*Given problem*: Collect each line of the records containing the string "Agogo".

*Data to use*:
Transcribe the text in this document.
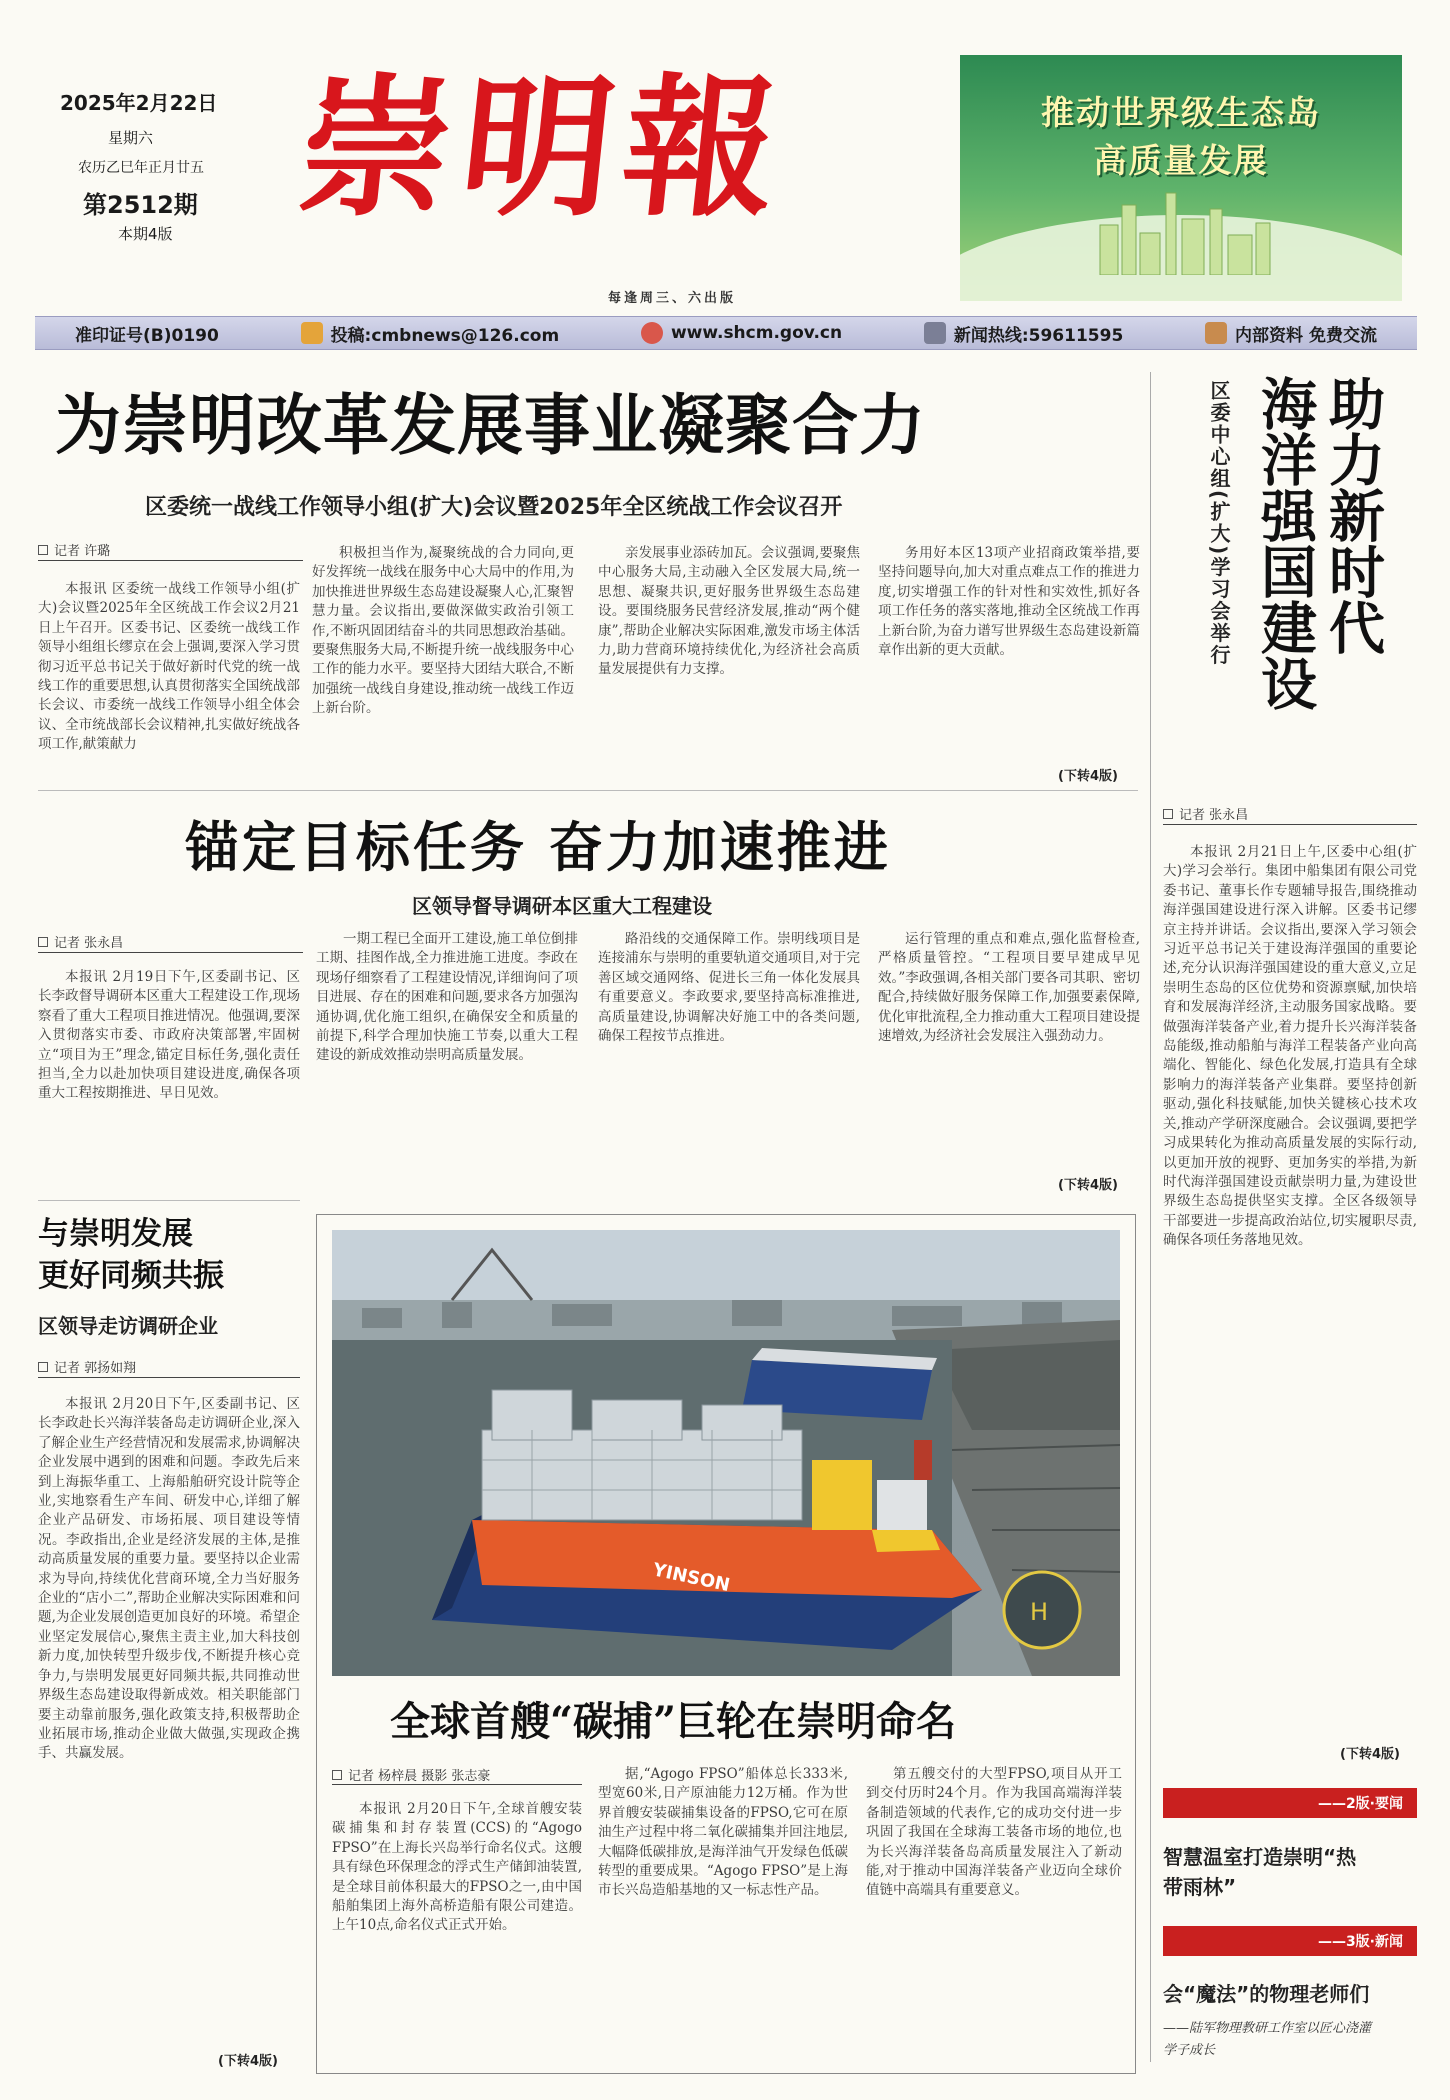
2025年2月22日
星期六
农历乙巳年正月廿五
第2512期
本期4版 崇明報
每逢周三、六出版
推动世界级生态岛
高质量发展
准印证号(B)0190	投稿:cmbnews@126.com	www.shcm.gov.cn	新闻热线:59611595	内部资料 免费交流
为崇明改革发展事业凝聚合力
区委统一战线工作领导小组(扩大)会议暨2025年全区统战工作会议召开
记者 许璐

本报讯 区委统一战线工作领导小组(扩大)会议暨2025年全区统战工作会议2月21日上午召开。区委书记、区委统一战线工作领导小组组长缪京在会上强调,要深入学习贯彻习近平总书记关于做好新时代党的统一战线工作的重要思想,认真贯彻落实全国统战部长会议、市委统一战线工作领导小组全体会议、全市统战部长会议精神,扎实做好统战各项工作,献策献力

积极担当作为,凝聚统战的合力同向,更好发挥统一战线在服务中心大局中的作用,为加快推进世界级生态岛建设凝聚人心,汇聚智慧力量。会议指出,要做深做实政治引领工作,不断巩固团结奋斗的共同思想政治基础。要聚焦服务大局,不断提升统一战线服务中心工作的能力水平。要坚持大团结大联合,不断加强统一战线自身建设,推动统一战线工作迈上新台阶。

亲发展事业添砖加瓦。会议强调,要聚焦中心服务大局,主动融入全区发展大局,统一思想、凝聚共识,更好服务世界级生态岛建设。要围绕服务民营经济发展,推动“两个健康”,帮助企业解决实际困难,激发市场主体活力,助力营商环境持续优化,为经济社会高质量发展提供有力支撑。

务用好本区13项产业招商政策举措,要坚持问题导向,加大对重点难点工作的推进力度,切实增强工作的针对性和实效性,抓好各项工作任务的落实落地,推动全区统战工作再上新台阶,为奋力谱写世界级生态岛建设新篇章作出新的更大贡献。

(下转4版)
助力新时代
海洋强国建设
区委中心组(扩大)学习会举行
记者 张永昌

本报讯 2月21日上午,区委中心组(扩大)学习会举行。集团中船集团有限公司党委书记、董事长作专题辅导报告,围绕推动海洋强国建设进行深入讲解。区委书记缪京主持并讲话。会议指出,要深入学习领会习近平总书记关于建设海洋强国的重要论述,充分认识海洋强国建设的重大意义,立足崇明生态岛的区位优势和资源禀赋,加快培育和发展海洋经济,主动服务国家战略。要做强海洋装备产业,着力提升长兴海洋装备岛能级,推动船舶与海洋工程装备产业向高端化、智能化、绿色化发展,打造具有全球影响力的海洋装备产业集群。要坚持创新驱动,强化科技赋能,加快关键核心技术攻关,推动产学研深度融合。会议强调,要把学习成果转化为推动高质量发展的实际行动,以更加开放的视野、更加务实的举措,为新时代海洋强国建设贡献崇明力量,为建设世界级生态岛提供坚实支撑。全区各级领导干部要进一步提高政治站位,切实履职尽责,确保各项任务落地见效。

(下转4版)
——2版·要闻
智慧温室打造崇明“热带雨林”
——3版·新闻
会“魔法”的物理老师们
——陆军物理教研工作室以匠心浇灌学子成长
锚定目标任务 奋力加速推进
区领导督导调研本区重大工程建设
记者 张永昌

本报讯 2月19日下午,区委副书记、区长李政督导调研本区重大工程建设工作,现场察看了重大工程项目推进情况。他强调,要深入贯彻落实市委、市政府决策部署,牢固树立“项目为王”理念,锚定目标任务,强化责任担当,全力以赴加快项目建设进度,确保各项重大工程按期推进、早日见效。

一期工程已全面开工建设,施工单位倒排工期、挂图作战,全力推进施工进度。李政在现场仔细察看了工程建设情况,详细询问了项目进展、存在的困难和问题,要求各方加强沟通协调,优化施工组织,在确保安全和质量的前提下,科学合理加快施工节奏,以重大工程建设的新成效推动崇明高质量发展。

路沿线的交通保障工作。崇明线项目是连接浦东与崇明的重要轨道交通项目,对于完善区域交通网络、促进长三角一体化发展具有重要意义。李政要求,要坚持高标准推进,高质量建设,协调解决好施工中的各类问题,确保工程按节点推进。

运行管理的重点和难点,强化监督检查,严格质量管控。“工程项目要早建成早见效。”李政强调,各相关部门要各司其职、密切配合,持续做好服务保障工作,加强要素保障,优化审批流程,全力推动重大工程项目建设提速增效,为经济社会发展注入强劲动力。

(下转4版)
与崇明发展
更好同频共振
区领导走访调研企业
记者 郭扬如翔

本报讯 2月20日下午,区委副书记、区长李政赴长兴海洋装备岛走访调研企业,深入了解企业生产经营情况和发展需求,协调解决企业发展中遇到的困难和问题。李政先后来到上海振华重工、上海船舶研究设计院等企业,实地察看生产车间、研发中心,详细了解企业产品研发、市场拓展、项目建设等情况。李政指出,企业是经济发展的主体,是推动高质量发展的重要力量。要坚持以企业需求为导向,持续优化营商环境,全力当好服务企业的“店小二”,帮助企业解决实际困难和问题,为企业发展创造更加良好的环境。希望企业坚定发展信心,聚焦主责主业,加大科技创新力度,加快转型升级步伐,不断提升核心竞争力,与崇明发展更好同频共振,共同推动世界级生态岛建设取得新成效。相关职能部门要主动靠前服务,强化政策支持,积极帮助企业拓展市场,推动企业做大做强,实现政企携手、共赢发展。

(下转4版)
H
YINSON
全球首艘“碳捕”巨轮在崇明命名
记者 杨梓晨 摄影 张志豪

本报讯 2月20日下午,全球首艘安装碳捕集和封存装置(CCS)的“Agogo FPSO”在上海长兴岛举行命名仪式。这艘具有绿色环保理念的浮式生产储卸油装置,是全球目前体积最大的FPSO之一,由中国船舶集团上海外高桥造船有限公司建造。上午10点,命名仪式正式开始。

据,“Agogo FPSO”船体总长333米,型宽60米,日产原油能力12万桶。作为世界首艘安装碳捕集设备的FPSO,它可在原油生产过程中将二氧化碳捕集并回注地层,大幅降低碳排放,是海洋油气开发绿色低碳转型的重要成果。“Agogo FPSO”是上海市长兴岛造船基地的又一标志性产品。

第五艘交付的大型FPSO,项目从开工到交付历时24个月。作为我国高端海洋装备制造领域的代表作,它的成功交付进一步巩固了我国在全球海工装备市场的地位,也为长兴海洋装备岛高质量发展注入了新动能,对于推动中国海洋装备产业迈向全球价值链中高端具有重要意义。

*Final result*:
本报讯 2月20日下午,全球首艘安装碳捕集和封存装置(CCS)的“Agogo FPSO”在上海长兴岛举行命名仪式。这艘具有绿色环保理念的浮式生产储卸油装置,是全球目前体积最大的FPSO之一,由中国船舶集团上海外高桥造船有限公司建造。上午10点,命名仪式正式开始。
据,“Agogo FPSO”船体总长333米,型宽60米,日产原油能力12万桶。作为世界首艘安装碳捕集设备的FPSO,它可在原油生产过程中将二氧化碳捕集并回注地层,大幅降低碳排放,是海洋油气开发绿色低碳转型的重要成果。“Agogo FPSO”是上海市长兴岛造船基地的又一标志性产品。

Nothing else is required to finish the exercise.